→ AIM OF THE TASK:
Return every record below exactly as written, but leave out the pictures.

(Collected data)

————

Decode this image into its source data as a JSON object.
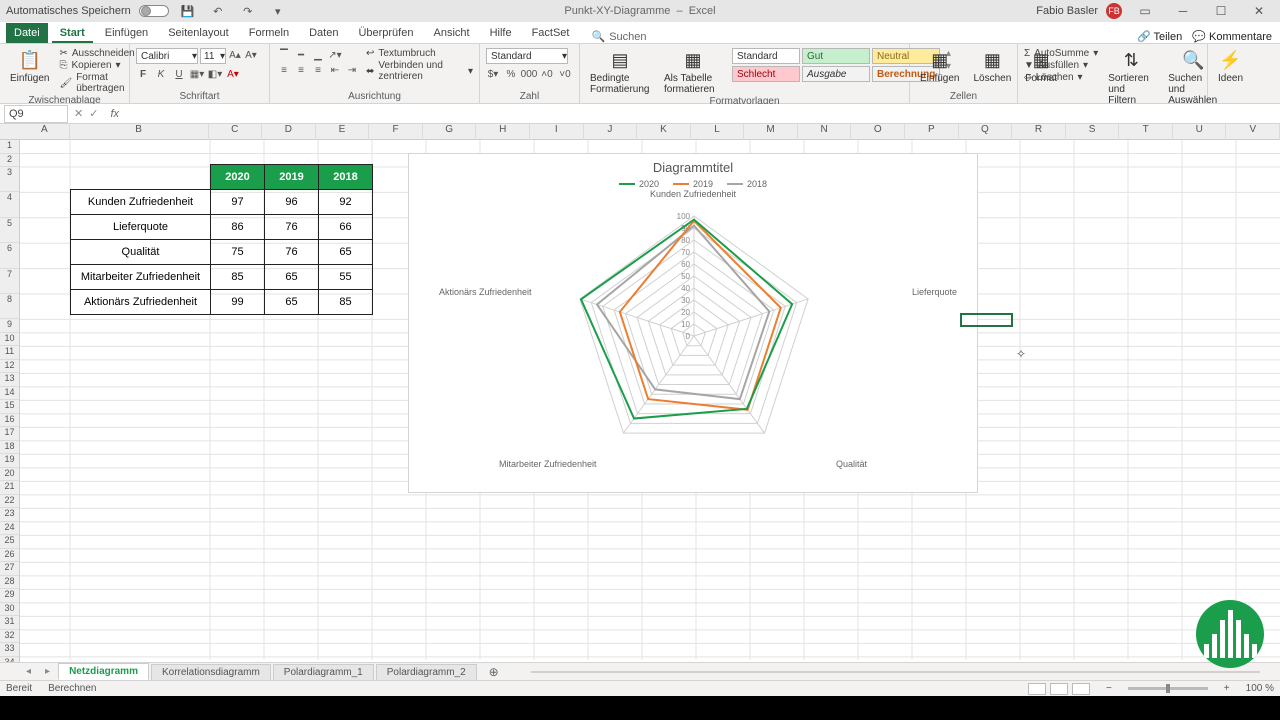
{
  "titlebar": {
    "autosave": "Automatisches Speichern",
    "doc_name": "Punkt-XY-Diagramme",
    "app_name": "Excel",
    "user": "Fabio Basler",
    "initials": "FB"
  },
  "tabs": {
    "file": "Datei",
    "start": "Start",
    "einfuegen": "Einfügen",
    "seitenlayout": "Seitenlayout",
    "formeln": "Formeln",
    "daten": "Daten",
    "ueberpruefen": "Überprüfen",
    "ansicht": "Ansicht",
    "hilfe": "Hilfe",
    "factset": "FactSet",
    "search": "Suchen",
    "share": "Teilen",
    "comments": "Kommentare"
  },
  "ribbon": {
    "paste": "Einfügen",
    "cut": "Ausschneiden",
    "copy": "Kopieren",
    "format_painter": "Format übertragen",
    "clipboard": "Zwischenablage",
    "font_name": "Calibri",
    "font_size": "11",
    "font_group": "Schriftart",
    "wrap": "Textumbruch",
    "merge": "Verbinden und zentrieren",
    "align_group": "Ausrichtung",
    "num_format": "Standard",
    "num_group": "Zahl",
    "cond_fmt": "Bedingte Formatierung",
    "as_table": "Als Tabelle formatieren",
    "style_standard": "Standard",
    "style_gut": "Gut",
    "style_neutral": "Neutral",
    "style_schlecht": "Schlecht",
    "style_ausgabe": "Ausgabe",
    "style_berechnung": "Berechnung",
    "styles_group": "Formatvorlagen",
    "insert_cells": "Einfügen",
    "delete_cells": "Löschen",
    "format_cells": "Format",
    "cells_group": "Zellen",
    "autosum": "AutoSumme",
    "fill": "Ausfüllen",
    "clear": "Löschen",
    "sort": "Sortieren und Filtern",
    "find": "Suchen und Auswählen",
    "edit_group": "Bearbeiten",
    "ideas": "Ideen"
  },
  "namebox": "Q9",
  "chart_data": {
    "type": "radar",
    "title": "Diagrammtitel",
    "categories": [
      "Kunden Zufriedenheit",
      "Lieferquote",
      "Qualität",
      "Mitarbeiter Zufriedenheit",
      "Aktionärs Zufriedenheit"
    ],
    "series": [
      {
        "name": "2020",
        "color": "#1b9e4b",
        "values": [
          97,
          86,
          75,
          85,
          99
        ]
      },
      {
        "name": "2019",
        "color": "#ed7d31",
        "values": [
          96,
          76,
          76,
          65,
          65
        ]
      },
      {
        "name": "2018",
        "color": "#a6a6a6",
        "values": [
          92,
          66,
          65,
          55,
          85
        ]
      }
    ],
    "ticks": [
      0,
      10,
      20,
      30,
      40,
      50,
      60,
      70,
      80,
      90,
      100
    ],
    "rmax": 100
  },
  "table": {
    "headers": [
      "2020",
      "2019",
      "2018"
    ],
    "rows": [
      {
        "label": "Kunden Zufriedenheit",
        "v": [
          "97",
          "96",
          "92"
        ]
      },
      {
        "label": "Lieferquote",
        "v": [
          "86",
          "76",
          "66"
        ]
      },
      {
        "label": "Qualität",
        "v": [
          "75",
          "76",
          "65"
        ]
      },
      {
        "label": "Mitarbeiter Zufriedenheit",
        "v": [
          "85",
          "65",
          "55"
        ]
      },
      {
        "label": "Aktionärs Zufriedenheit",
        "v": [
          "99",
          "65",
          "85"
        ]
      }
    ]
  },
  "sheets": {
    "s1": "Netzdiagramm",
    "s2": "Korrelationsdiagramm",
    "s3": "Polardiagramm_1",
    "s4": "Polardiagramm_2"
  },
  "status": {
    "ready": "Bereit",
    "calc": "Berechnen",
    "zoom": "100 %"
  },
  "columns": [
    "A",
    "B",
    "C",
    "D",
    "E",
    "F",
    "G",
    "H",
    "I",
    "J",
    "K",
    "L",
    "M",
    "N",
    "O",
    "P",
    "Q",
    "R",
    "S",
    "T",
    "U",
    "V"
  ]
}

————

→ TASK SOLUTION:
Decode this image into its source data as a JSON object.
{
  "titlebar": {
    "autosave": "Automatisches Speichern",
    "doc_name": "Punkt-XY-Diagramme",
    "app_name": "Excel",
    "user": "Fabio Basler",
    "initials": "FB"
  },
  "tabs": {
    "file": "Datei",
    "start": "Start",
    "einfuegen": "Einfügen",
    "seitenlayout": "Seitenlayout",
    "formeln": "Formeln",
    "daten": "Daten",
    "ueberpruefen": "Überprüfen",
    "ansicht": "Ansicht",
    "hilfe": "Hilfe",
    "factset": "FactSet",
    "search": "Suchen",
    "share": "Teilen",
    "comments": "Kommentare"
  },
  "ribbon": {
    "paste": "Einfügen",
    "cut": "Ausschneiden",
    "copy": "Kopieren",
    "format_painter": "Format übertragen",
    "clipboard": "Zwischenablage",
    "font_name": "Calibri",
    "font_size": "11",
    "font_group": "Schriftart",
    "wrap": "Textumbruch",
    "merge": "Verbinden und zentrieren",
    "align_group": "Ausrichtung",
    "num_format": "Standard",
    "num_group": "Zahl",
    "cond_fmt": "Bedingte Formatierung",
    "as_table": "Als Tabelle formatieren",
    "style_standard": "Standard",
    "style_gut": "Gut",
    "style_neutral": "Neutral",
    "style_schlecht": "Schlecht",
    "style_ausgabe": "Ausgabe",
    "style_berechnung": "Berechnung",
    "styles_group": "Formatvorlagen",
    "insert_cells": "Einfügen",
    "delete_cells": "Löschen",
    "format_cells": "Format",
    "cells_group": "Zellen",
    "autosum": "AutoSumme",
    "fill": "Ausfüllen",
    "clear": "Löschen",
    "sort": "Sortieren und Filtern",
    "find": "Suchen und Auswählen",
    "edit_group": "Bearbeiten",
    "ideas": "Ideen"
  },
  "namebox": "Q9",
  "chart_data": {
    "type": "radar",
    "title": "Diagrammtitel",
    "categories": [
      "Kunden Zufriedenheit",
      "Lieferquote",
      "Qualität",
      "Mitarbeiter Zufriedenheit",
      "Aktionärs Zufriedenheit"
    ],
    "series": [
      {
        "name": "2020",
        "color": "#1b9e4b",
        "values": [
          97,
          86,
          75,
          85,
          99
        ]
      },
      {
        "name": "2019",
        "color": "#ed7d31",
        "values": [
          96,
          76,
          76,
          65,
          65
        ]
      },
      {
        "name": "2018",
        "color": "#a6a6a6",
        "values": [
          92,
          66,
          65,
          55,
          85
        ]
      }
    ],
    "ticks": [
      0,
      10,
      20,
      30,
      40,
      50,
      60,
      70,
      80,
      90,
      100
    ],
    "rmax": 100
  },
  "table": {
    "headers": [
      "2020",
      "2019",
      "2018"
    ],
    "rows": [
      {
        "label": "Kunden Zufriedenheit",
        "v": [
          "97",
          "96",
          "92"
        ]
      },
      {
        "label": "Lieferquote",
        "v": [
          "86",
          "76",
          "66"
        ]
      },
      {
        "label": "Qualität",
        "v": [
          "75",
          "76",
          "65"
        ]
      },
      {
        "label": "Mitarbeiter Zufriedenheit",
        "v": [
          "85",
          "65",
          "55"
        ]
      },
      {
        "label": "Aktionärs Zufriedenheit",
        "v": [
          "99",
          "65",
          "85"
        ]
      }
    ]
  },
  "sheets": {
    "s1": "Netzdiagramm",
    "s2": "Korrelationsdiagramm",
    "s3": "Polardiagramm_1",
    "s4": "Polardiagramm_2"
  },
  "status": {
    "ready": "Bereit",
    "calc": "Berechnen",
    "zoom": "100 %"
  },
  "columns": [
    "A",
    "B",
    "C",
    "D",
    "E",
    "F",
    "G",
    "H",
    "I",
    "J",
    "K",
    "L",
    "M",
    "N",
    "O",
    "P",
    "Q",
    "R",
    "S",
    "T",
    "U",
    "V"
  ]
}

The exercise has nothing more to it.